All lines holding the string "left" are to be shown.

Figure record extracts:
= = = = = = =

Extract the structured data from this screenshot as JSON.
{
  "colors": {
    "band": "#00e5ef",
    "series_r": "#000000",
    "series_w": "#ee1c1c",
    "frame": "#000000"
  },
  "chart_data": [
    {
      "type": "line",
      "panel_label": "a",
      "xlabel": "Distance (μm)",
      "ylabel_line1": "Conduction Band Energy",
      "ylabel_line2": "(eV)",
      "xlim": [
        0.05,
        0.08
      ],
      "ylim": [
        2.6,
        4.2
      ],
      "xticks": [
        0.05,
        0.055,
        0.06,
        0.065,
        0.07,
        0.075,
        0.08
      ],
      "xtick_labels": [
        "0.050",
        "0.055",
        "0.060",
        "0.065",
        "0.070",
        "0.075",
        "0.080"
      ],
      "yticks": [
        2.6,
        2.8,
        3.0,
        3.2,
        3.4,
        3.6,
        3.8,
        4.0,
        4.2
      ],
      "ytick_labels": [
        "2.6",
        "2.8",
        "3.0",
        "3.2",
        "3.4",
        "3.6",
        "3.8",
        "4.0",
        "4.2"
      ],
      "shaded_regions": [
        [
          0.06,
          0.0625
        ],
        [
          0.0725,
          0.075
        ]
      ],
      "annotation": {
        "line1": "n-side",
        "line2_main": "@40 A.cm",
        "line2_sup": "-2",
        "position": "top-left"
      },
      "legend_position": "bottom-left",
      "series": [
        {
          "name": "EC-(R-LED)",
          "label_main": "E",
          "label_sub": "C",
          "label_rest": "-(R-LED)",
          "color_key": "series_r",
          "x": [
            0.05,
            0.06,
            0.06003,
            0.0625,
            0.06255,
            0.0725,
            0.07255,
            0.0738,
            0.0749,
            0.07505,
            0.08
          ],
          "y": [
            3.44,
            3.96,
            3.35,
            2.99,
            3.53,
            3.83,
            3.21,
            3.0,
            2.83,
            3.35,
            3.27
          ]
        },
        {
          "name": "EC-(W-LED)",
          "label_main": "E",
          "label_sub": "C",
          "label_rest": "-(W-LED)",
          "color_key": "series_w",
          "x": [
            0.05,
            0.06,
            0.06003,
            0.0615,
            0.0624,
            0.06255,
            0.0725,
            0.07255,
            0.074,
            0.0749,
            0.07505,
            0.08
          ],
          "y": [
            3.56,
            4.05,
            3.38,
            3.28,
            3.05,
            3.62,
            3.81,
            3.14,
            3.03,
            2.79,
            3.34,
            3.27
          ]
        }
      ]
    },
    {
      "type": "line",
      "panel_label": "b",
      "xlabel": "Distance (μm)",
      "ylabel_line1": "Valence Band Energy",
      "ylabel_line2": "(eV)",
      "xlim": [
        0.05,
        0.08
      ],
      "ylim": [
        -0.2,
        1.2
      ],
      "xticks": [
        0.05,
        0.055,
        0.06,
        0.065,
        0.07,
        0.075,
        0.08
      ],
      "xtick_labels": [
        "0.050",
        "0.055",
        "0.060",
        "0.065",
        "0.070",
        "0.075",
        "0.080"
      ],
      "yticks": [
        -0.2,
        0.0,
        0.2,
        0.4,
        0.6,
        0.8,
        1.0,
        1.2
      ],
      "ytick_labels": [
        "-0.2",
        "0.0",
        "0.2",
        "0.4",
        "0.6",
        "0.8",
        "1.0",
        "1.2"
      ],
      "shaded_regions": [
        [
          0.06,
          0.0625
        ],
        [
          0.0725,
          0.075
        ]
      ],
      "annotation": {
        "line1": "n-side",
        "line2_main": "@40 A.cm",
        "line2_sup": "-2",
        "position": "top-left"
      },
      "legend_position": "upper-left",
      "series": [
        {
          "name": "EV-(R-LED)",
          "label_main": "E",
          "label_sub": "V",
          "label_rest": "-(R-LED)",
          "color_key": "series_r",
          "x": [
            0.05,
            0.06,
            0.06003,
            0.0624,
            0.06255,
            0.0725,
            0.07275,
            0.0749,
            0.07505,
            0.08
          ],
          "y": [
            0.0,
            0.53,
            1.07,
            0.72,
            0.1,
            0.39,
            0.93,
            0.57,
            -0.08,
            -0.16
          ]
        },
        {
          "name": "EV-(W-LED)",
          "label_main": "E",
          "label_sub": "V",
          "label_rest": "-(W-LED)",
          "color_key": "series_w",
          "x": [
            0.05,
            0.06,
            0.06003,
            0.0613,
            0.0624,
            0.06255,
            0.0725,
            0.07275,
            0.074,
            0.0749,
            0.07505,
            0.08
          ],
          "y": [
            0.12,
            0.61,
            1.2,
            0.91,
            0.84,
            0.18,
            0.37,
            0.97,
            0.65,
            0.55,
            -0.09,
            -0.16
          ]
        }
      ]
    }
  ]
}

= = = = = = =

■ Full response ■
        "position": "top-left"
      "legend_position": "bottom-left",
        "position": "top-left"
      "legend_position": "upper-left",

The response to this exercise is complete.